── Task inputs

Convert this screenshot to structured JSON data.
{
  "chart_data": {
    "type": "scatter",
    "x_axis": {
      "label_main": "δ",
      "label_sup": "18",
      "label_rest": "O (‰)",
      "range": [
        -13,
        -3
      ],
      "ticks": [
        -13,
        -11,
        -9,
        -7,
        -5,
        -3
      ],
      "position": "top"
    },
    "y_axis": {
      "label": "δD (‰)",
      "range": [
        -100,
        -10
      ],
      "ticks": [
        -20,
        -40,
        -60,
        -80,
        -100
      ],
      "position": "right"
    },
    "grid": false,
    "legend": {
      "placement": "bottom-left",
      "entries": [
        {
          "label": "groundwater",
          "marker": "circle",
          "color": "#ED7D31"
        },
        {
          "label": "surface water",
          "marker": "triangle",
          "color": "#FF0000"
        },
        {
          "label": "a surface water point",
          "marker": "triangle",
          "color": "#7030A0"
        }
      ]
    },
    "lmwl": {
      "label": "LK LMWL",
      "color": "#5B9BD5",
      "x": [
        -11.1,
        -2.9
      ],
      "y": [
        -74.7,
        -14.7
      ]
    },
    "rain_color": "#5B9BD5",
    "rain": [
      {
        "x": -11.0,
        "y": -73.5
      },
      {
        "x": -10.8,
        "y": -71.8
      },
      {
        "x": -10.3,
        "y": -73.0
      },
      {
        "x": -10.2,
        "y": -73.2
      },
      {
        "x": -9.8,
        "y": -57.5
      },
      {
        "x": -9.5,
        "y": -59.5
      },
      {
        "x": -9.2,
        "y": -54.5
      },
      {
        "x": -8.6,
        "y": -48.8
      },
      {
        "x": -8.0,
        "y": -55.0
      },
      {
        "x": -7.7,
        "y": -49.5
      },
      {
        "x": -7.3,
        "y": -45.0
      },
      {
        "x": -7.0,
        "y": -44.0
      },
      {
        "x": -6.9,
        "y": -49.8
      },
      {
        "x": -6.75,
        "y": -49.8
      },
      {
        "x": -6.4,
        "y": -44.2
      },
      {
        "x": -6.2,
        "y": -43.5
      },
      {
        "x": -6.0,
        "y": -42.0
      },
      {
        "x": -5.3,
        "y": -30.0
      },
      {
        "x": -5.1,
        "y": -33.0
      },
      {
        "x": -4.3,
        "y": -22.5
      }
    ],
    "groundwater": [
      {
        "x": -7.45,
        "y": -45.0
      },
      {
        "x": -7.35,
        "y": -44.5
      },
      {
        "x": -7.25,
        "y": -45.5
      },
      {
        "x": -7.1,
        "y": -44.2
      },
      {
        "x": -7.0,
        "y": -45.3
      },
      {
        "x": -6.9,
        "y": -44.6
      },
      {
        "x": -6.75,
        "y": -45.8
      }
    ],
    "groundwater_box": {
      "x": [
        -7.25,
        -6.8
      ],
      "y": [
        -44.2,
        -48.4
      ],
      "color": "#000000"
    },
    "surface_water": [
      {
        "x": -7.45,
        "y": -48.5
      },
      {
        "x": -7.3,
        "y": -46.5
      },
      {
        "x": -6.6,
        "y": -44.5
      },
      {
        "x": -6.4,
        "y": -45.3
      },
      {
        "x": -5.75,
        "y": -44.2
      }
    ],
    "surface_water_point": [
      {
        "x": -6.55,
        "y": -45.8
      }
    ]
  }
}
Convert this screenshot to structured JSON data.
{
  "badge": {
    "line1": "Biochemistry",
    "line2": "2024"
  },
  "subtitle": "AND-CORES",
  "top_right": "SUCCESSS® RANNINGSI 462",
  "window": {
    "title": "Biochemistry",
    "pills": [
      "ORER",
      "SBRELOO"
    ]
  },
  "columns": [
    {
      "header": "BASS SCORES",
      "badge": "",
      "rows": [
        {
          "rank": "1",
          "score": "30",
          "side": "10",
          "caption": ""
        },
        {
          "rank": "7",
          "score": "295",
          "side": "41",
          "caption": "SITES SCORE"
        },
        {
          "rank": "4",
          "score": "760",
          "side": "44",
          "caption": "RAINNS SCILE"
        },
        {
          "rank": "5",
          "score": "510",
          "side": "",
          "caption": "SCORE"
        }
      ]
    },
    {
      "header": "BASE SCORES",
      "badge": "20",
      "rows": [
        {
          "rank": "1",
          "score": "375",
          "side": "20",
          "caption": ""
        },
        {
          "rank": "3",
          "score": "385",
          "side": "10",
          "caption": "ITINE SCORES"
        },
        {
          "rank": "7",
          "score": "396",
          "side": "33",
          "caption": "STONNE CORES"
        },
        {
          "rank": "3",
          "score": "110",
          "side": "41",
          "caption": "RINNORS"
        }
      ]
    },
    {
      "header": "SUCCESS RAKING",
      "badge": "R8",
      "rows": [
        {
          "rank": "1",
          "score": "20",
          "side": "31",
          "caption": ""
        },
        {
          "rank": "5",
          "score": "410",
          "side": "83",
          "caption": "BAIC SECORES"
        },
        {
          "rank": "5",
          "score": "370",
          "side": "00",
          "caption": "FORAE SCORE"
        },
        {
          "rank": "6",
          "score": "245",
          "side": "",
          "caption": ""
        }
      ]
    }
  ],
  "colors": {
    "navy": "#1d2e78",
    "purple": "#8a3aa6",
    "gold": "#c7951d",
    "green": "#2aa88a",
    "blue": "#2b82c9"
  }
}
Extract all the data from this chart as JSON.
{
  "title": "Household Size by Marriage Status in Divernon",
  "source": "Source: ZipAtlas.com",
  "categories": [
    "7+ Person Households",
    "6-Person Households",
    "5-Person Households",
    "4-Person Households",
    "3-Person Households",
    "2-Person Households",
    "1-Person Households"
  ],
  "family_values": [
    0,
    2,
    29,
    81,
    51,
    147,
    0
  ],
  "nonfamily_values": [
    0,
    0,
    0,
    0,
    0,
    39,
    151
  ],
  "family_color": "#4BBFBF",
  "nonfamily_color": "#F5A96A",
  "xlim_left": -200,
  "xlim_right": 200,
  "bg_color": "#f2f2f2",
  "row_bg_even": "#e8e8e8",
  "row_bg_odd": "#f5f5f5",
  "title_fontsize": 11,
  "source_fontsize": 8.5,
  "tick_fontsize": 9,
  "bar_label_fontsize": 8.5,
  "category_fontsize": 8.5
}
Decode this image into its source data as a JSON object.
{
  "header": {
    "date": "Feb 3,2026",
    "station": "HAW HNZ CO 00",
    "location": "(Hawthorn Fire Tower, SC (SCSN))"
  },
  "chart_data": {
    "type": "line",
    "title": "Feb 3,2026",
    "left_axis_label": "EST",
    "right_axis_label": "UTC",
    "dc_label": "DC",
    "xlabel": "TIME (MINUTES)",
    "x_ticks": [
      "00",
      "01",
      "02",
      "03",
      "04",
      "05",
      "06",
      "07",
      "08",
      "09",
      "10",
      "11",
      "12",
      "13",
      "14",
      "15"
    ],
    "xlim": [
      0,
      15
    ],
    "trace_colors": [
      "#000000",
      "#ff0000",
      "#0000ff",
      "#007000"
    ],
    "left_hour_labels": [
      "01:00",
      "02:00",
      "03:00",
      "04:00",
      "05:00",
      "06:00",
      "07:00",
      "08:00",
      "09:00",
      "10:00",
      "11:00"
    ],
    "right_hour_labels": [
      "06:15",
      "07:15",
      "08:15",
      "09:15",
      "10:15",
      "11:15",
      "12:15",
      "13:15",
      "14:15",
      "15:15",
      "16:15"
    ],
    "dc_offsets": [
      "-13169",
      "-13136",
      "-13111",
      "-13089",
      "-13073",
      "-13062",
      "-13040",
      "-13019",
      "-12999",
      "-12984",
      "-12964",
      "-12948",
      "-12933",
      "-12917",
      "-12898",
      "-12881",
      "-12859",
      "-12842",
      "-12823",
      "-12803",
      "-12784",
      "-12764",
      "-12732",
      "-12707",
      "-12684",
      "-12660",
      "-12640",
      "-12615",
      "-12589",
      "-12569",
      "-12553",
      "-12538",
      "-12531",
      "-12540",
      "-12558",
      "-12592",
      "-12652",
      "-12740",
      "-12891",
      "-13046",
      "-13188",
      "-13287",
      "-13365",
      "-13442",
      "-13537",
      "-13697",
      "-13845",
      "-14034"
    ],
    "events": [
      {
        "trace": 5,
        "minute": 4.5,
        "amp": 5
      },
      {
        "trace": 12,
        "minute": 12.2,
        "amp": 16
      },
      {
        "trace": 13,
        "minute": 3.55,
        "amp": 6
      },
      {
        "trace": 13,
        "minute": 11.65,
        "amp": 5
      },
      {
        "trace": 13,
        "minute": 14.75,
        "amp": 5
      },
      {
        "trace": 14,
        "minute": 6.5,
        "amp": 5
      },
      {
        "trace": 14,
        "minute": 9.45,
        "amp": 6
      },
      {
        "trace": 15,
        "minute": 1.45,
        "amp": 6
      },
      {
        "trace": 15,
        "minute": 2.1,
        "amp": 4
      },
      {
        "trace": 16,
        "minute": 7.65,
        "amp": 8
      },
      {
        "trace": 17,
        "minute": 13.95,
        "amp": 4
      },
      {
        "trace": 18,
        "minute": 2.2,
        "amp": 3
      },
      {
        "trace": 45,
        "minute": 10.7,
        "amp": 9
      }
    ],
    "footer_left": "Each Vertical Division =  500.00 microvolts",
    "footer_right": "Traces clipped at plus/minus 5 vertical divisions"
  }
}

────

Scan the material above for the string "JSON" and return the lines that hold it.

# Task output
Convert this screenshot to structured JSON data.
Convert this screenshot to structured JSON data.
Extract all the data from this chart as JSON.
Decode this image into its source data as a JSON object.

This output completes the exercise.